§ SET TASK
Copy each line exactly. Drop every picture.

§ THE DATA
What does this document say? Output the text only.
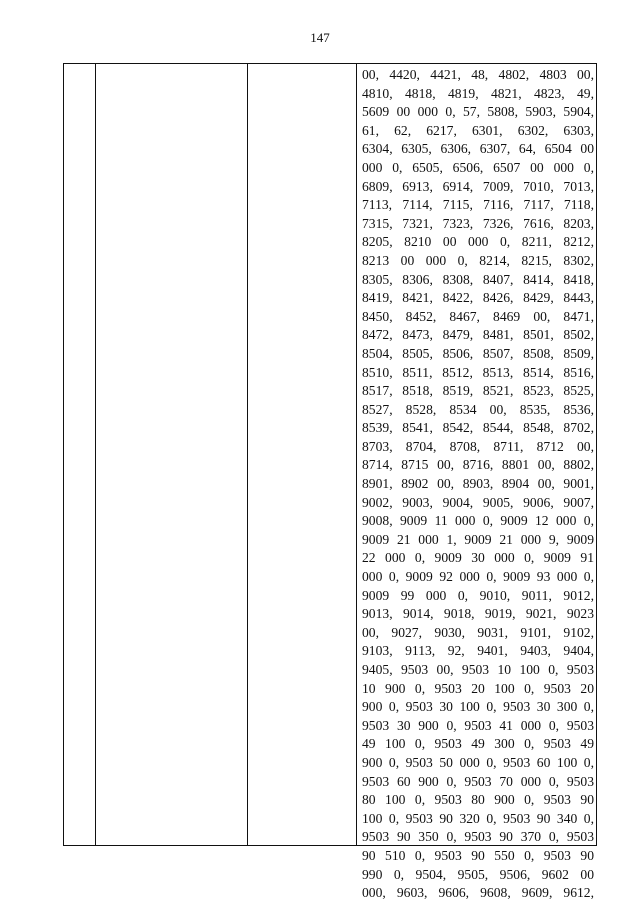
147
00, 4420, 4421, 48, 4802, 4803 00,
4810, 4818, 4819, 4821, 4823, 49,
5609 00 000 0, 57, 5808, 5903, 5904,
61, 62, 6217, 6301, 6302, 6303,
6304, 6305, 6306, 6307, 64, 6504 00
000 0, 6505, 6506, 6507 00 000 0,
6809, 6913, 6914, 7009, 7010, 7013,
7113, 7114, 7115, 7116, 7117, 7118,
7315, 7321, 7323, 7326, 7616, 8203,
8205, 8210 00 000 0, 8211, 8212,
8213 00 000 0, 8214, 8215, 8302,
8305, 8306, 8308, 8407, 8414, 8418,
8419, 8421, 8422, 8426, 8429, 8443,
8450, 8452, 8467, 8469 00, 8471,
8472, 8473, 8479, 8481, 8501, 8502,
8504, 8505, 8506, 8507, 8508, 8509,
8510, 8511, 8512, 8513, 8514, 8516,
8517, 8518, 8519, 8521, 8523, 8525,
8527, 8528, 8534 00, 8535, 8536,
8539, 8541, 8542, 8544, 8548, 8702,
8703, 8704, 8708, 8711, 8712 00,
8714, 8715 00, 8716, 8801 00, 8802,
8901, 8902 00, 8903, 8904 00, 9001,
9002, 9003, 9004, 9005, 9006, 9007,
9008, 9009 11 000 0, 9009 12 000 0,
9009 21 000 1, 9009 21 000 9, 9009
22 000 0, 9009 30 000 0, 9009 91
000 0, 9009 92 000 0, 9009 93 000 0,
9009 99 000 0, 9010, 9011, 9012,
9013, 9014, 9018, 9019, 9021, 9023
00, 9027, 9030, 9031, 9101, 9102,
9103, 9113, 92, 9401, 9403, 9404,
9405, 9503 00, 9503 10 100 0, 9503
10 900 0, 9503 20 100 0, 9503 20
900 0, 9503 30 100 0, 9503 30 300 0,
9503 30 900 0, 9503 41 000 0, 9503
49 100 0, 9503 49 300 0, 9503 49
900 0, 9503 50 000 0, 9503 60 100 0,
9503 60 900 0, 9503 70 000 0, 9503
80 100 0, 9503 80 900 0, 9503 90
100 0, 9503 90 320 0, 9503 90 340 0,
9503 90 350 0, 9503 90 370 0, 9503
90 510 0, 9503 90 550 0, 9503 90
990 0, 9504, 9505, 9506, 9602 00
000, 9603, 9606, 9608, 9609, 9612,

§ RESULT OF THIS EXERCISE
What does this document say? Output the text only.
147
00, 4420, 4421, 48, 4802, 4803 00,
4810, 4818, 4819, 4821, 4823, 49,
5609 00 000 0, 57, 5808, 5903, 5904,
61, 62, 6217, 6301, 6302, 6303,
6304, 6305, 6306, 6307, 64, 6504 00
000 0, 6505, 6506, 6507 00 000 0,
6809, 6913, 6914, 7009, 7010, 7013,
7113, 7114, 7115, 7116, 7117, 7118,
7315, 7321, 7323, 7326, 7616, 8203,
8205, 8210 00 000 0, 8211, 8212,
8213 00 000 0, 8214, 8215, 8302,
8305, 8306, 8308, 8407, 8414, 8418,
8419, 8421, 8422, 8426, 8429, 8443,
8450, 8452, 8467, 8469 00, 8471,
8472, 8473, 8479, 8481, 8501, 8502,
8504, 8505, 8506, 8507, 8508, 8509,
8510, 8511, 8512, 8513, 8514, 8516,
8517, 8518, 8519, 8521, 8523, 8525,
8527, 8528, 8534 00, 8535, 8536,
8539, 8541, 8542, 8544, 8548, 8702,
8703, 8704, 8708, 8711, 8712 00,
8714, 8715 00, 8716, 8801 00, 8802,
8901, 8902 00, 8903, 8904 00, 9001,
9002, 9003, 9004, 9005, 9006, 9007,
9008, 9009 11 000 0, 9009 12 000 0,
9009 21 000 1, 9009 21 000 9, 9009
22 000 0, 9009 30 000 0, 9009 91
000 0, 9009 92 000 0, 9009 93 000 0,
9009 99 000 0, 9010, 9011, 9012,
9013, 9014, 9018, 9019, 9021, 9023
00, 9027, 9030, 9031, 9101, 9102,
9103, 9113, 92, 9401, 9403, 9404,
9405, 9503 00, 9503 10 100 0, 9503
10 900 0, 9503 20 100 0, 9503 20
900 0, 9503 30 100 0, 9503 30 300 0,
9503 30 900 0, 9503 41 000 0, 9503
49 100 0, 9503 49 300 0, 9503 49
900 0, 9503 50 000 0, 9503 60 100 0,
9503 60 900 0, 9503 70 000 0, 9503
80 100 0, 9503 80 900 0, 9503 90
100 0, 9503 90 320 0, 9503 90 340 0,
9503 90 350 0, 9503 90 370 0, 9503
90 510 0, 9503 90 550 0, 9503 90
990 0, 9504, 9505, 9506, 9602 00
000, 9603, 9606, 9608, 9609, 9612,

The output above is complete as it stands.